(Figure record extracts):

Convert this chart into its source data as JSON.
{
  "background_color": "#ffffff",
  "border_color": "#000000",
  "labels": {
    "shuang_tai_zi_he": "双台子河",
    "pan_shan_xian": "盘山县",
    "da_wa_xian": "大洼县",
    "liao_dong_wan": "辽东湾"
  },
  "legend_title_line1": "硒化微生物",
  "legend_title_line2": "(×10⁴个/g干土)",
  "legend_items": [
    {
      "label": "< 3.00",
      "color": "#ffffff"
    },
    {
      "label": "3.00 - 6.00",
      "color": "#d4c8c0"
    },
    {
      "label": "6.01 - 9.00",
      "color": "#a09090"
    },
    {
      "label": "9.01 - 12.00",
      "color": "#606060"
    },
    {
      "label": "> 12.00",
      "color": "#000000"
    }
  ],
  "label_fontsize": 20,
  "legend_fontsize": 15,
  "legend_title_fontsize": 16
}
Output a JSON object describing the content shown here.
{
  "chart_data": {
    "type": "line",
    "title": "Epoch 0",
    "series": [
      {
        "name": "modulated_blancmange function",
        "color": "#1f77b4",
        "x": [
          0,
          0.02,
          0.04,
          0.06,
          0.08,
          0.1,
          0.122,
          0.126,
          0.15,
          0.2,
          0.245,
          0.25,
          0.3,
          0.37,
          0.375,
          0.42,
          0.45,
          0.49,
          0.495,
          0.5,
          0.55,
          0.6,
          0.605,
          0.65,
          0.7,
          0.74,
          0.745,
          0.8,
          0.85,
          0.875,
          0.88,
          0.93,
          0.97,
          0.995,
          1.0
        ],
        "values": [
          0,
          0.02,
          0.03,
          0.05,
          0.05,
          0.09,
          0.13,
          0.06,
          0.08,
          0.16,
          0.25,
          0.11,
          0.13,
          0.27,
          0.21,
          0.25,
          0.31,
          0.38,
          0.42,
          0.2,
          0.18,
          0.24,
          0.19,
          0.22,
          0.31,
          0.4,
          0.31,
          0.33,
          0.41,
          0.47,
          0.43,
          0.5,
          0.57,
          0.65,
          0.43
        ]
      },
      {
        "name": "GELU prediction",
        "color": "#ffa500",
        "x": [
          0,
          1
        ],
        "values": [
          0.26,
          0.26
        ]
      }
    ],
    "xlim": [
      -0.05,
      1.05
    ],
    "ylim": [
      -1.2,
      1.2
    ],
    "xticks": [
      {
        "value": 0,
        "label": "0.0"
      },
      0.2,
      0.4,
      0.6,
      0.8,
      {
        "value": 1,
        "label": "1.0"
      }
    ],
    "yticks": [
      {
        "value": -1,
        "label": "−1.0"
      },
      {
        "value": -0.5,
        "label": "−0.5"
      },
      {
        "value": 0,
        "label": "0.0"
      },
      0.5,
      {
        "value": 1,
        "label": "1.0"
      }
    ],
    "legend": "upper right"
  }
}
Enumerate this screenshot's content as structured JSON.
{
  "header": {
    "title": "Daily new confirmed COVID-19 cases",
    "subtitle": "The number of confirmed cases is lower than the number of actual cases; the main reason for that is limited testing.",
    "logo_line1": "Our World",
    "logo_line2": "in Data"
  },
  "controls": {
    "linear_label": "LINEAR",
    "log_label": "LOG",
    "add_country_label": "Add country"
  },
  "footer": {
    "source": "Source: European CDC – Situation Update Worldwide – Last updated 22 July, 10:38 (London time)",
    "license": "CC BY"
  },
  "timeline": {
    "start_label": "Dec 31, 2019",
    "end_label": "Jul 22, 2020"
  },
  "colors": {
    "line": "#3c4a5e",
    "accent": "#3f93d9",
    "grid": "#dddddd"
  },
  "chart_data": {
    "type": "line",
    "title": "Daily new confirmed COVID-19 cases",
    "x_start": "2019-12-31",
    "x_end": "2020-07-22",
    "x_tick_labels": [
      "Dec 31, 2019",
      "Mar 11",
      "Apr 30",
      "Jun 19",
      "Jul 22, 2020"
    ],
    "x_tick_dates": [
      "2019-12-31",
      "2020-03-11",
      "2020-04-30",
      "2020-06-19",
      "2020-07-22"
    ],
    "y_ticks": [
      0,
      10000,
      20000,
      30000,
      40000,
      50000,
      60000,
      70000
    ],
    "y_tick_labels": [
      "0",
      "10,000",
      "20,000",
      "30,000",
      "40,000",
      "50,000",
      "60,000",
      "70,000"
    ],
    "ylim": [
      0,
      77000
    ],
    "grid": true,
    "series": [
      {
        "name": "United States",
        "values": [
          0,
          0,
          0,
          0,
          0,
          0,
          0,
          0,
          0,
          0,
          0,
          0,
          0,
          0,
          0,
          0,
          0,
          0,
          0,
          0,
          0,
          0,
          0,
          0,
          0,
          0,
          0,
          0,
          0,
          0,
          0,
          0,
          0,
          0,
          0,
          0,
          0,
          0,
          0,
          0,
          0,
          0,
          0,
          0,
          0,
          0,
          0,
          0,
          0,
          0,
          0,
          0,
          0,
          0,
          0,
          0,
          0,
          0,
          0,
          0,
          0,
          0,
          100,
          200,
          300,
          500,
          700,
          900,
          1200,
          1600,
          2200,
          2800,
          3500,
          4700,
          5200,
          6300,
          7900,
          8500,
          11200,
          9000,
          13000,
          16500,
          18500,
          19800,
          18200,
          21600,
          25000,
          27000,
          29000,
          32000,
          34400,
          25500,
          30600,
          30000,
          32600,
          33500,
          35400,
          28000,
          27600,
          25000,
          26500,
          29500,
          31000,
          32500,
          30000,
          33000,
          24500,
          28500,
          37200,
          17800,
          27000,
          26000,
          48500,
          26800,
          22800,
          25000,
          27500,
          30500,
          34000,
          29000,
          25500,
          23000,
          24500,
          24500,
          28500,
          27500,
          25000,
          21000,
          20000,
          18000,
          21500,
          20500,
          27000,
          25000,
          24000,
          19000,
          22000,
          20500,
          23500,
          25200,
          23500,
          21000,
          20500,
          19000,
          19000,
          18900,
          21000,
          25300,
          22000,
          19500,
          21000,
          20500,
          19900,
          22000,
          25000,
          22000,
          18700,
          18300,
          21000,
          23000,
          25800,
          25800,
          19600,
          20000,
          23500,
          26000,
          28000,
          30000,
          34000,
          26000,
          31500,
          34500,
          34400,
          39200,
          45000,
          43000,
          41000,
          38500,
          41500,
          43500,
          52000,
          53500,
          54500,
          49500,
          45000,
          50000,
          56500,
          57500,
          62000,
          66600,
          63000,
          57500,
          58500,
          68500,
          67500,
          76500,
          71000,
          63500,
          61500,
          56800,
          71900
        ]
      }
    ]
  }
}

(What to work on):
Pick out lines containing the word "this", each one as written.

(Answer):
Convert this chart into its source data as JSON.
Enumerate this screenshot's content as structured JSON.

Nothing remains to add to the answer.